(Dataset records on visual material)
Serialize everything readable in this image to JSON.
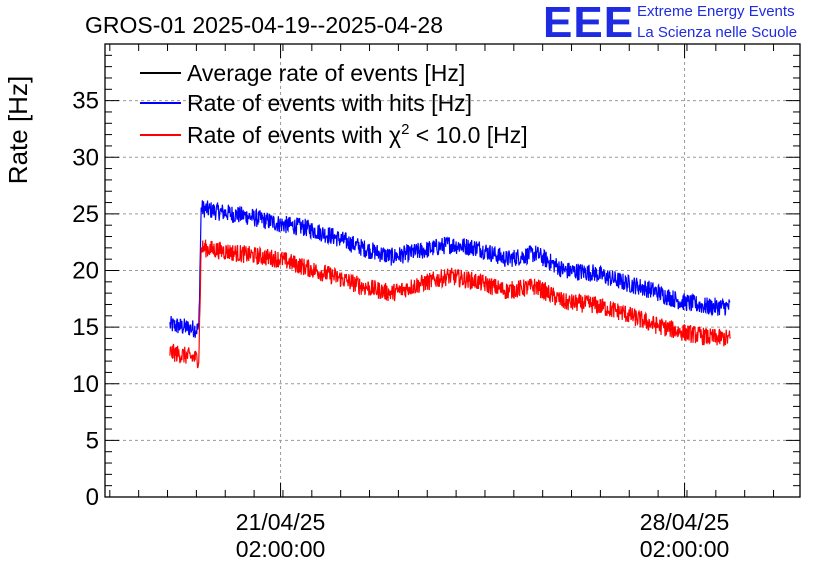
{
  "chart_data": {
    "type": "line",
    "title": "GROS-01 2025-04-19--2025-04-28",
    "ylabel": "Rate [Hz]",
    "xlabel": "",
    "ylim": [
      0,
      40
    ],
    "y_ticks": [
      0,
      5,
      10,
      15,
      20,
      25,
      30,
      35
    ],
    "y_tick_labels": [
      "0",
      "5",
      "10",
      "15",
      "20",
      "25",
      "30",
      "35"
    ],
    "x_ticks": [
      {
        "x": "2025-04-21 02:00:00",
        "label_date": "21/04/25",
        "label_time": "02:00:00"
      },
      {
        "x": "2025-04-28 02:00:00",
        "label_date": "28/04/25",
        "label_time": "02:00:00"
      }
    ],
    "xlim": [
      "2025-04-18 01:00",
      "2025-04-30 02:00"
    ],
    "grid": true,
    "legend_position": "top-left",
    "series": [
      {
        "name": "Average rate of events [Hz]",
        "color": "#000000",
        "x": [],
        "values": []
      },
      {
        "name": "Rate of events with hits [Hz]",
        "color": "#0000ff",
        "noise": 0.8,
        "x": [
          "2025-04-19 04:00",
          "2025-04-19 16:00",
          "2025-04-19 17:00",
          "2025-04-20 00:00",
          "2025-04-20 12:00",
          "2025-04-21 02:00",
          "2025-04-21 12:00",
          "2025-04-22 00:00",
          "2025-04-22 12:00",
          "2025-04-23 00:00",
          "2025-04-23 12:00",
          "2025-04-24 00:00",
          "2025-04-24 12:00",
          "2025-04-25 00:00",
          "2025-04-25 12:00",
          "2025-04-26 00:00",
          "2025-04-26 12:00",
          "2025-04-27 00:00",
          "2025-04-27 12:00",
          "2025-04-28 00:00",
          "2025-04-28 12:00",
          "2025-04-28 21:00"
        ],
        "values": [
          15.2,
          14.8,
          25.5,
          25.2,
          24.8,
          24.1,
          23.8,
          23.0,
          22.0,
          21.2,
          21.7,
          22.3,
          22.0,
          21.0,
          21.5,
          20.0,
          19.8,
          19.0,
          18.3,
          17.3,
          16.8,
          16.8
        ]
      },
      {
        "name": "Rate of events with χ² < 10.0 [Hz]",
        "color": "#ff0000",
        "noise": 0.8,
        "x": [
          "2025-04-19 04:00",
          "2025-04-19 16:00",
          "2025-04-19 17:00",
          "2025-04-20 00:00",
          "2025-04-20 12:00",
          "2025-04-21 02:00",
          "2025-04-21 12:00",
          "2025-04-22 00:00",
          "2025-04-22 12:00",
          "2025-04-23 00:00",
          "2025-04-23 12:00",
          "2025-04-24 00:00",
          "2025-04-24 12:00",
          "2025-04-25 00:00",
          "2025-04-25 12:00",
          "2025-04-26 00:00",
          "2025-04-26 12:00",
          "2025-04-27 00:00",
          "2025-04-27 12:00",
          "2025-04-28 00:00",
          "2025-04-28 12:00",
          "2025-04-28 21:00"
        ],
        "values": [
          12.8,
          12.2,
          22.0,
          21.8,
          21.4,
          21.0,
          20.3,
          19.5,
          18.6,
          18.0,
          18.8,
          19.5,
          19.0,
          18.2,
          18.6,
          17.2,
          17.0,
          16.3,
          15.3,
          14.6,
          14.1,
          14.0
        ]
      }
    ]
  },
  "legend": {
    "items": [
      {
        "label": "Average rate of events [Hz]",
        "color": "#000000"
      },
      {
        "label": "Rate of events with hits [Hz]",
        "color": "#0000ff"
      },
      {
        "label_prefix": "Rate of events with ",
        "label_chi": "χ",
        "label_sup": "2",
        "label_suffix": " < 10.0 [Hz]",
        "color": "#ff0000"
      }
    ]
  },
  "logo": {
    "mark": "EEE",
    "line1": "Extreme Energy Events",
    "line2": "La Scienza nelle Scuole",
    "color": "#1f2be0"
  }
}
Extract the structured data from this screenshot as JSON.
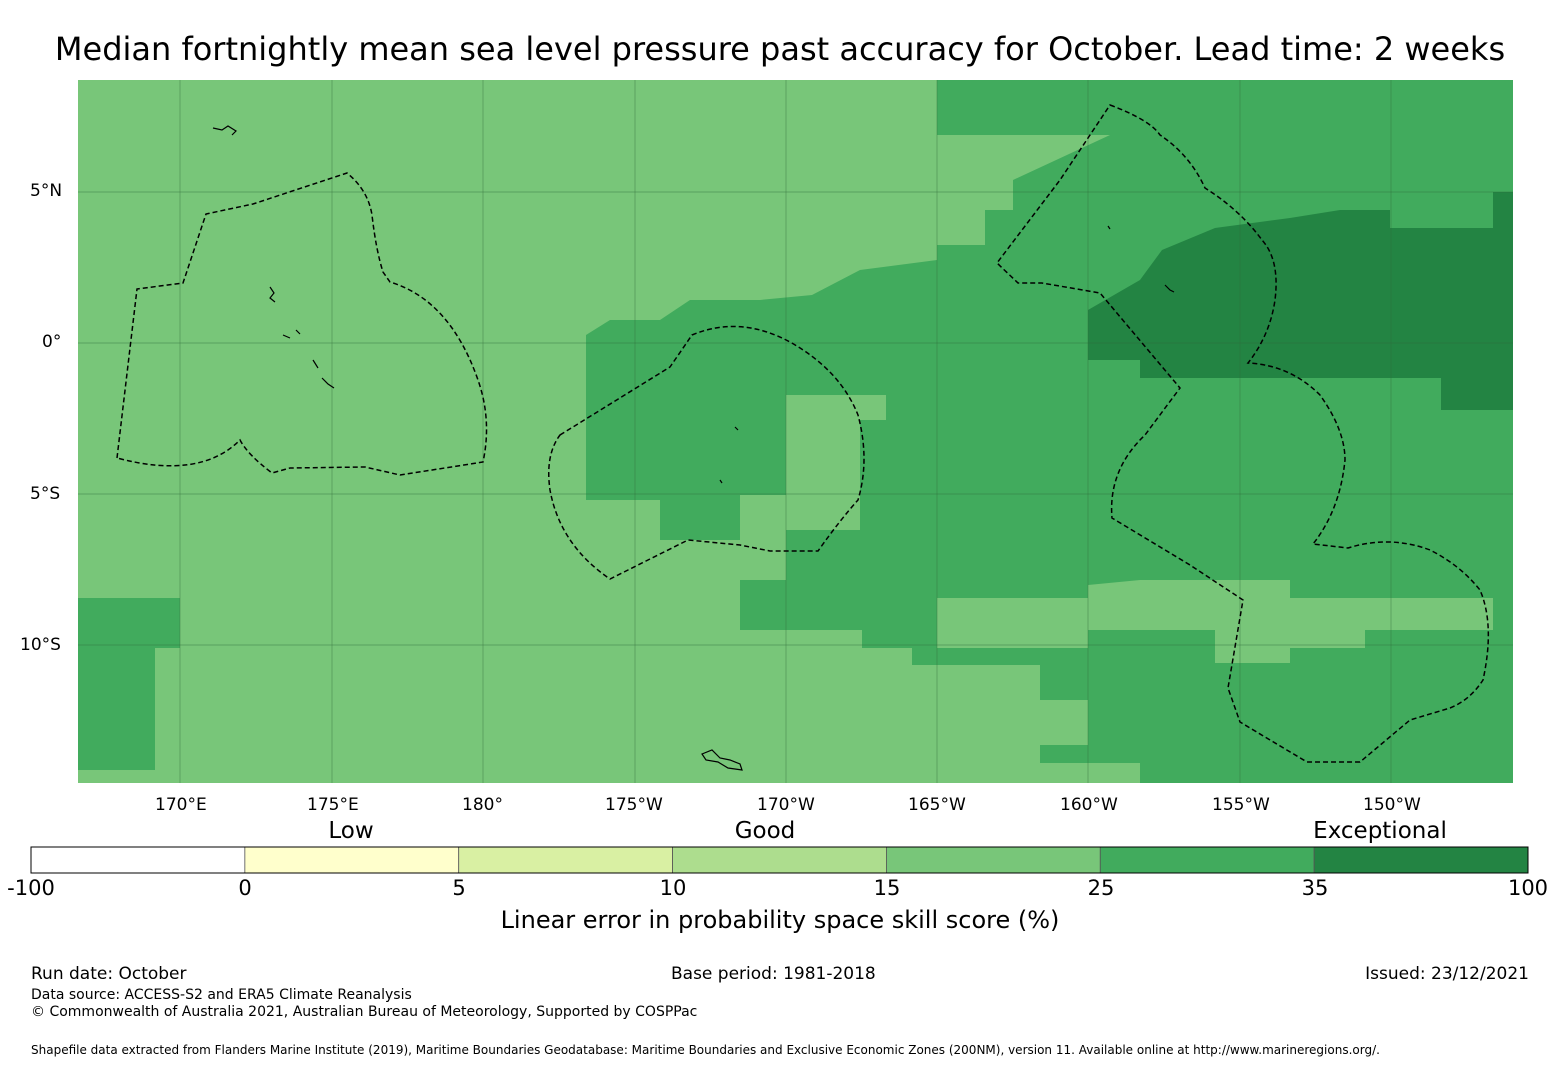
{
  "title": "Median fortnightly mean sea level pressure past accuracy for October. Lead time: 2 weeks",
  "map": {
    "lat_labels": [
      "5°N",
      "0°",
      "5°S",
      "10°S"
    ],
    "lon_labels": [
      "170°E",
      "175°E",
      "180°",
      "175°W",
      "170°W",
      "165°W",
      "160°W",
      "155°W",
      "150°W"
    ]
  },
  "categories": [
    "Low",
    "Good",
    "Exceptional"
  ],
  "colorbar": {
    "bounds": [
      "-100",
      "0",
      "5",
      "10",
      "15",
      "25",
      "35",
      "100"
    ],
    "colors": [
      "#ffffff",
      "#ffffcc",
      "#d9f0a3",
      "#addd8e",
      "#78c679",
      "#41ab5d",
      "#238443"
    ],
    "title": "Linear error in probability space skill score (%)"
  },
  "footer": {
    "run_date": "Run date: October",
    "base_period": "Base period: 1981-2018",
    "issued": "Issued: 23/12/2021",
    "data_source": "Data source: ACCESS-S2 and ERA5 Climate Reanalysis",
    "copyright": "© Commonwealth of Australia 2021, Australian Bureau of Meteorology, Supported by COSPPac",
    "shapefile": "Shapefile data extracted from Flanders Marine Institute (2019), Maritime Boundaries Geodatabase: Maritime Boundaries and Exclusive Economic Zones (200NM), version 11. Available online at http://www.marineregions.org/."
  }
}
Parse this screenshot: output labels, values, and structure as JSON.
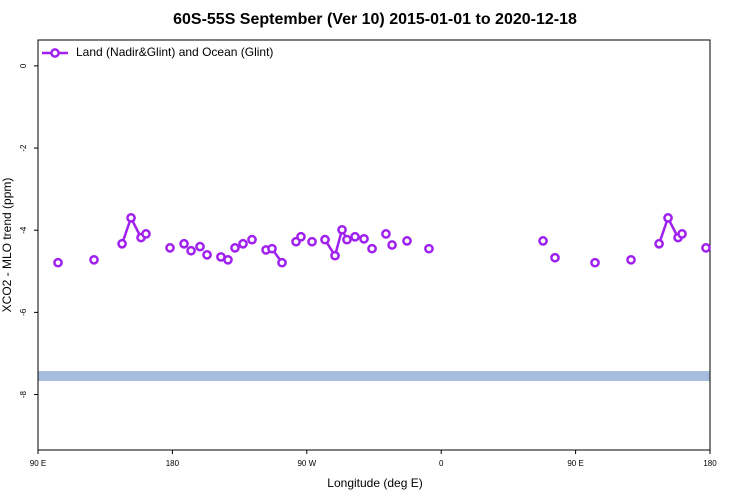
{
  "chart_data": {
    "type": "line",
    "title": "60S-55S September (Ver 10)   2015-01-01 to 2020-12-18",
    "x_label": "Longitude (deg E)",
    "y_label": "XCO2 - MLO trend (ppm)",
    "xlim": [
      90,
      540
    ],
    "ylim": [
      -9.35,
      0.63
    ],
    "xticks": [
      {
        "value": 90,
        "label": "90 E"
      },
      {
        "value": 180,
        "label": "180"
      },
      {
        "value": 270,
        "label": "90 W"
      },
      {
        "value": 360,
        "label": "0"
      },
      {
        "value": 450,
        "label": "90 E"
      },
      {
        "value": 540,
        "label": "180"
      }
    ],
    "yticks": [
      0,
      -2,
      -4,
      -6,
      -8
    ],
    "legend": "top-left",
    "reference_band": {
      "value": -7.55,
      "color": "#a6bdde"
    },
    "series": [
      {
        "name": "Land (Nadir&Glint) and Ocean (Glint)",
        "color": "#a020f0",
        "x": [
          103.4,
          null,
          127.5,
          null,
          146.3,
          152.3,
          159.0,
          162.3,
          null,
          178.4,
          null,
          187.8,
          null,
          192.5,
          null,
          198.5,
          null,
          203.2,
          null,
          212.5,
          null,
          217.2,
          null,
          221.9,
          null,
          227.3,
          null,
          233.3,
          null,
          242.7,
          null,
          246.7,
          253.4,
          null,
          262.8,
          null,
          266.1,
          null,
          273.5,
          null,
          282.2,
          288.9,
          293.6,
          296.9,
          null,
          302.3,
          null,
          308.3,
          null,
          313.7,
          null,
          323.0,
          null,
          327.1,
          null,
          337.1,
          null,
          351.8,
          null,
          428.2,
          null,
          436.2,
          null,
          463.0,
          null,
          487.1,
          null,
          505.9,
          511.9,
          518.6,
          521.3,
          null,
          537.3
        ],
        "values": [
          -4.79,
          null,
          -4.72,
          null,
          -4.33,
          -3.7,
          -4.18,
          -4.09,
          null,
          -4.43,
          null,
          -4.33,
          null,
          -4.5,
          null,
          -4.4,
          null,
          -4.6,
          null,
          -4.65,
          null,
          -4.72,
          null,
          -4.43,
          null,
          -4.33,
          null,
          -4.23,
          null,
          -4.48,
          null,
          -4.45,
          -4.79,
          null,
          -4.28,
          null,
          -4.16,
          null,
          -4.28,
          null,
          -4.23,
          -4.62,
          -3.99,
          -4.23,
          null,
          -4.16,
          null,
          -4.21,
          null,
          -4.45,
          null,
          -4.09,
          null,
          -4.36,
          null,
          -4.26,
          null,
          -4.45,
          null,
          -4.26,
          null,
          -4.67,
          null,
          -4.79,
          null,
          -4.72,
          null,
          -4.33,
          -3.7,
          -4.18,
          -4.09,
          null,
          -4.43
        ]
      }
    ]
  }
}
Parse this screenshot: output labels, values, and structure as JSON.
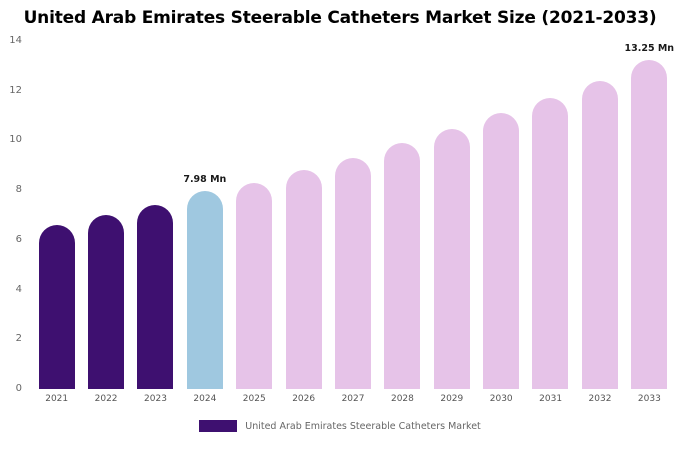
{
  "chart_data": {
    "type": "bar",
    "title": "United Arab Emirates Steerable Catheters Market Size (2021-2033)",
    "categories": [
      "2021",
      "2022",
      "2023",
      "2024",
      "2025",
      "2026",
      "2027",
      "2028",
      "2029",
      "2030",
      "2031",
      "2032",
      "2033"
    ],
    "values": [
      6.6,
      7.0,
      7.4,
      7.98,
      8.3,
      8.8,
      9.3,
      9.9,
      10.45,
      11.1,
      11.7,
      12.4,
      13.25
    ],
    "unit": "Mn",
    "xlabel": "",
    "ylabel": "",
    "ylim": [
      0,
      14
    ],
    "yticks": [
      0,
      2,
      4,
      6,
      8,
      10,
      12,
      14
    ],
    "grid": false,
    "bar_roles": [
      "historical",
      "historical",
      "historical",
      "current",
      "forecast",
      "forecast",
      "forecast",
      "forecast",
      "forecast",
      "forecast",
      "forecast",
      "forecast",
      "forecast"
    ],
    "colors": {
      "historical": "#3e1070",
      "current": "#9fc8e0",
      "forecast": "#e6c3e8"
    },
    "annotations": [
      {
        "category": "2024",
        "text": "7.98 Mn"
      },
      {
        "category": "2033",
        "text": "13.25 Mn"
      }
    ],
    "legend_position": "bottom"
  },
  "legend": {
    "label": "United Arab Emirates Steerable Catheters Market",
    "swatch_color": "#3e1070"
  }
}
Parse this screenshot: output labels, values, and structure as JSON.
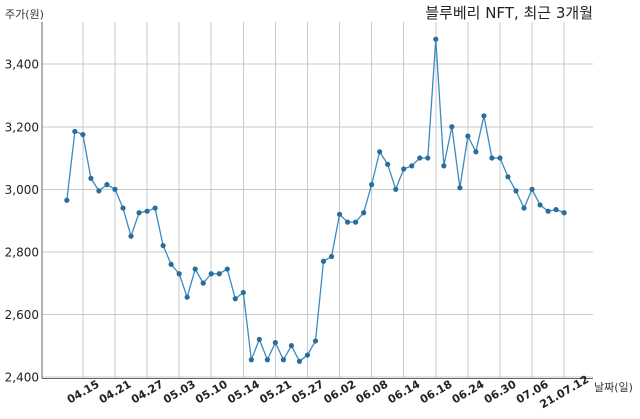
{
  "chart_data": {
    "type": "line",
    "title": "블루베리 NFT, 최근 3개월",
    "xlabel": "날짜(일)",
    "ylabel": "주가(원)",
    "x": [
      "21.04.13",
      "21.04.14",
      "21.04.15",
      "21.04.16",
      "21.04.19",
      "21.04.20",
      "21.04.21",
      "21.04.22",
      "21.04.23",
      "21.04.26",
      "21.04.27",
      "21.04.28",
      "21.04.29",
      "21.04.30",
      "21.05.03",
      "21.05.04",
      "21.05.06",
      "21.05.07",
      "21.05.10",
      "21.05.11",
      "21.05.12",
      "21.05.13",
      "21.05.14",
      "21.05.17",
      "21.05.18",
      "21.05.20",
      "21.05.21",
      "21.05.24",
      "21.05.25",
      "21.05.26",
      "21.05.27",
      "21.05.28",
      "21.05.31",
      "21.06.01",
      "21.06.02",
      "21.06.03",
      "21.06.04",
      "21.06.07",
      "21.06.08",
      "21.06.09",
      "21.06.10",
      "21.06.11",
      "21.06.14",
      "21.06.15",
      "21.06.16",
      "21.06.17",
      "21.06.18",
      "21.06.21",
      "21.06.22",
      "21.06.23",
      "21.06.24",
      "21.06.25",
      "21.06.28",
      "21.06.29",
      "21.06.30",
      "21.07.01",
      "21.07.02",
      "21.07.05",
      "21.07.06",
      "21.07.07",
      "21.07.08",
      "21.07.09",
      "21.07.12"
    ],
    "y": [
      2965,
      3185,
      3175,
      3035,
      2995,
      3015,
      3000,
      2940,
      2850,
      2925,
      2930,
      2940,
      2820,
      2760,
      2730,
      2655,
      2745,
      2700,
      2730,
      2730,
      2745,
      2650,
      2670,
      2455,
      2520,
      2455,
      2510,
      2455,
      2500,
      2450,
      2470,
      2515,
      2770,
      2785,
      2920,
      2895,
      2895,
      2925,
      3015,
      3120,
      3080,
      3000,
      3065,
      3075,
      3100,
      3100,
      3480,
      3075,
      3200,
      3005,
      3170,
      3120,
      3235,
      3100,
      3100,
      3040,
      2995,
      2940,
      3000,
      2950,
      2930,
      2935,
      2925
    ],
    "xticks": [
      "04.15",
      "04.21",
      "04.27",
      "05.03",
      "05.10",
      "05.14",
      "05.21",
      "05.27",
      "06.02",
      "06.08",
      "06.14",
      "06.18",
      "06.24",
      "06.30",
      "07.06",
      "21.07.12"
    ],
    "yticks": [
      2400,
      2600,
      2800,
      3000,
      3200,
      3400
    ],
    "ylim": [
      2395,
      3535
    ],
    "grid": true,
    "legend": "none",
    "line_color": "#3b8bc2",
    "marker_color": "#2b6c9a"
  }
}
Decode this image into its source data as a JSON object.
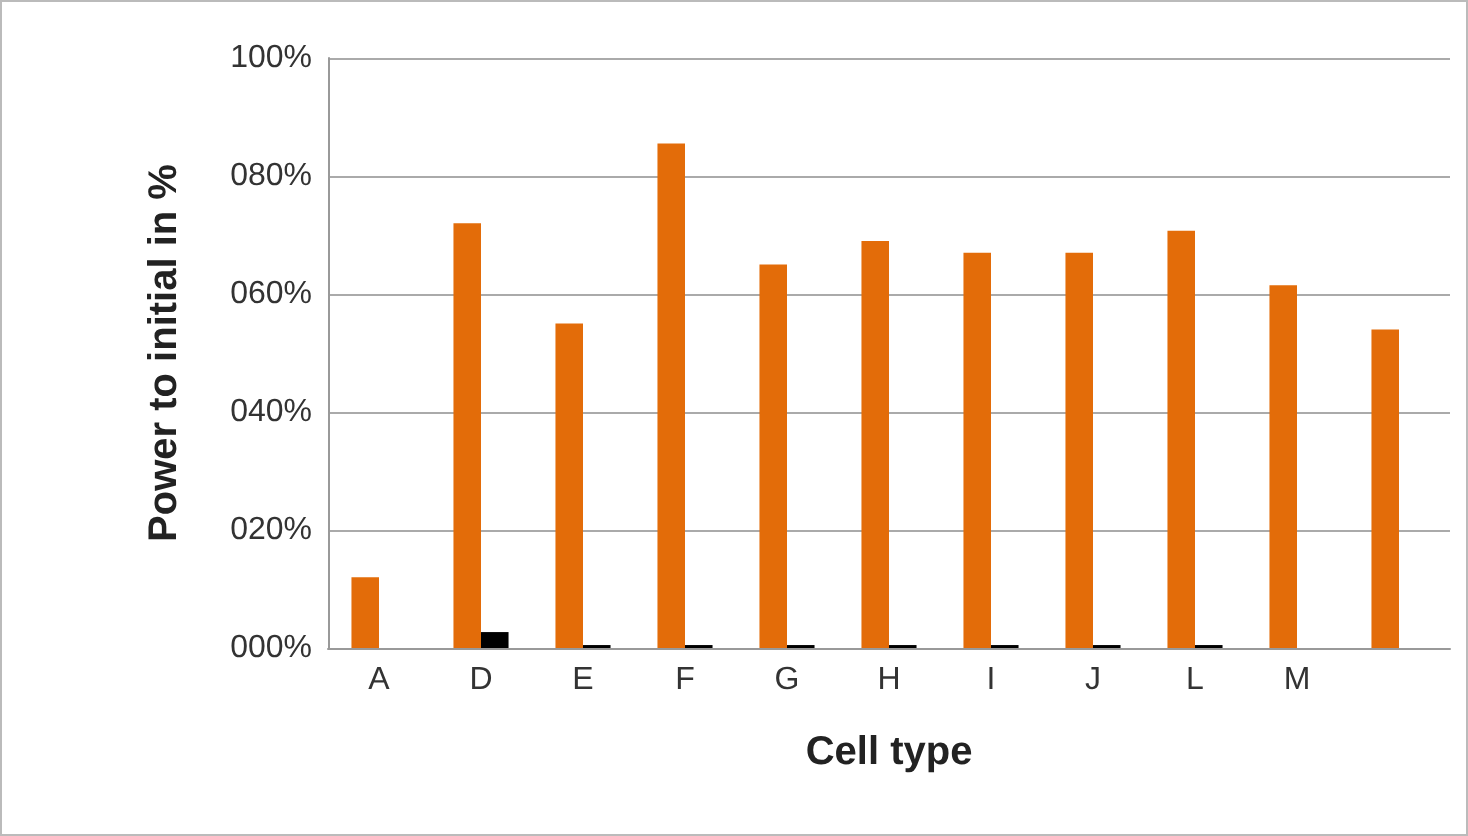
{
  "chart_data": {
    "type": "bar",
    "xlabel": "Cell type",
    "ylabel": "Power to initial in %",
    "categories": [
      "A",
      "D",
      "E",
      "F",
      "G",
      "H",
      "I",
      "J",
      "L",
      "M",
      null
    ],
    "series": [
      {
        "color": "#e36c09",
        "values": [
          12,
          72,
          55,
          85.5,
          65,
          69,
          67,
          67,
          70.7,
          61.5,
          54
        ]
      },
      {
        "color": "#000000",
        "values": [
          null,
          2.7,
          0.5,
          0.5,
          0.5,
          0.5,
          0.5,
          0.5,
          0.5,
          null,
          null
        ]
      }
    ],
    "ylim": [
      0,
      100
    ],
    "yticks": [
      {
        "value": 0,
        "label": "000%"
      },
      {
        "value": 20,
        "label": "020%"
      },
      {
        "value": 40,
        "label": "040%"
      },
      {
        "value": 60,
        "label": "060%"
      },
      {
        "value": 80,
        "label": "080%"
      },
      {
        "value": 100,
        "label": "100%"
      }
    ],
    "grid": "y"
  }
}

§ **TO BE DONE**
Collect each line above holding the string "Arab".

§ **WRITTEN SOLUTION**
    "title": "United Arab Emirates Steerable Catheters Market Size (2021-2033)",
    "label": "United Arab Emirates Steerable Catheters Market",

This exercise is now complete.